> _WHAT TO DO_: Reproduce each line of the listing exactly.

(Saved entries)
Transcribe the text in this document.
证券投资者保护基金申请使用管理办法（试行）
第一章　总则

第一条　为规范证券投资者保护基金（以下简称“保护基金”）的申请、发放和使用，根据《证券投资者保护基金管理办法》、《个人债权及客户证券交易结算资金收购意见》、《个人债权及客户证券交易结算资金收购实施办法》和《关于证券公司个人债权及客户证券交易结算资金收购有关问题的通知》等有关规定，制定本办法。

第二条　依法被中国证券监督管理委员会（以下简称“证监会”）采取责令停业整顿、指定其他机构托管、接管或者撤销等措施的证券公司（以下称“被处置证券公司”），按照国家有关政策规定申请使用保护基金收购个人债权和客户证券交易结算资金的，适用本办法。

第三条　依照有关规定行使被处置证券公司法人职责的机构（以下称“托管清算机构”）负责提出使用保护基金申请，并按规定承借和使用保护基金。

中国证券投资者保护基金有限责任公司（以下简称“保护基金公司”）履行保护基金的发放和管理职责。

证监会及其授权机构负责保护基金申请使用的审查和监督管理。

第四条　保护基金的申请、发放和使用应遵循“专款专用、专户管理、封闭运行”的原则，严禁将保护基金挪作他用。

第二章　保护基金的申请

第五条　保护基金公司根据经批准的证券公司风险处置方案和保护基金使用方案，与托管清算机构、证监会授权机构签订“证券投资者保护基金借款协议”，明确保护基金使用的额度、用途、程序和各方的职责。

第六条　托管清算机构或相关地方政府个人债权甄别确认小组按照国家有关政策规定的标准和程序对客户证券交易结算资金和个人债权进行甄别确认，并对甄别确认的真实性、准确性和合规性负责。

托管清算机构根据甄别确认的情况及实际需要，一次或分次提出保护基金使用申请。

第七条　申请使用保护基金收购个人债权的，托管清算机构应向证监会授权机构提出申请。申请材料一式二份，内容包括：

> _FULL SOLUTION_:
Transcribe the text in this document.
证券投资者保护基金申请使用管理办法（试行）
第一章　总则

第一条　为规范证券投资者保护基金（以下简称“保护基金”）的申请、发放和使用，根据《证券投资者保护基金管理办法》、《个人债权及客户证券交易结算资金收购意见》、《个人债权及客户证券交易结算资金收购实施办法》和《关于证券公司个人债权及客户证券交易结算资金收购有关问题的通知》等有关规定，制定本办法。

第二条　依法被中国证券监督管理委员会（以下简称“证监会”）采取责令停业整顿、指定其他机构托管、接管或者撤销等措施的证券公司（以下称“被处置证券公司”），按照国家有关政策规定申请使用保护基金收购个人债权和客户证券交易结算资金的，适用本办法。

第三条　依照有关规定行使被处置证券公司法人职责的机构（以下称“托管清算机构”）负责提出使用保护基金申请，并按规定承借和使用保护基金。

中国证券投资者保护基金有限责任公司（以下简称“保护基金公司”）履行保护基金的发放和管理职责。

证监会及其授权机构负责保护基金申请使用的审查和监督管理。

第四条　保护基金的申请、发放和使用应遵循“专款专用、专户管理、封闭运行”的原则，严禁将保护基金挪作他用。

第二章　保护基金的申请

第五条　保护基金公司根据经批准的证券公司风险处置方案和保护基金使用方案，与托管清算机构、证监会授权机构签订“证券投资者保护基金借款协议”，明确保护基金使用的额度、用途、程序和各方的职责。

第六条　托管清算机构或相关地方政府个人债权甄别确认小组按照国家有关政策规定的标准和程序对客户证券交易结算资金和个人债权进行甄别确认，并对甄别确认的真实性、准确性和合规性负责。

托管清算机构根据甄别确认的情况及实际需要，一次或分次提出保护基金使用申请。

第七条　申请使用保护基金收购个人债权的，托管清算机构应向证监会授权机构提出申请。申请材料一式二份，内容包括：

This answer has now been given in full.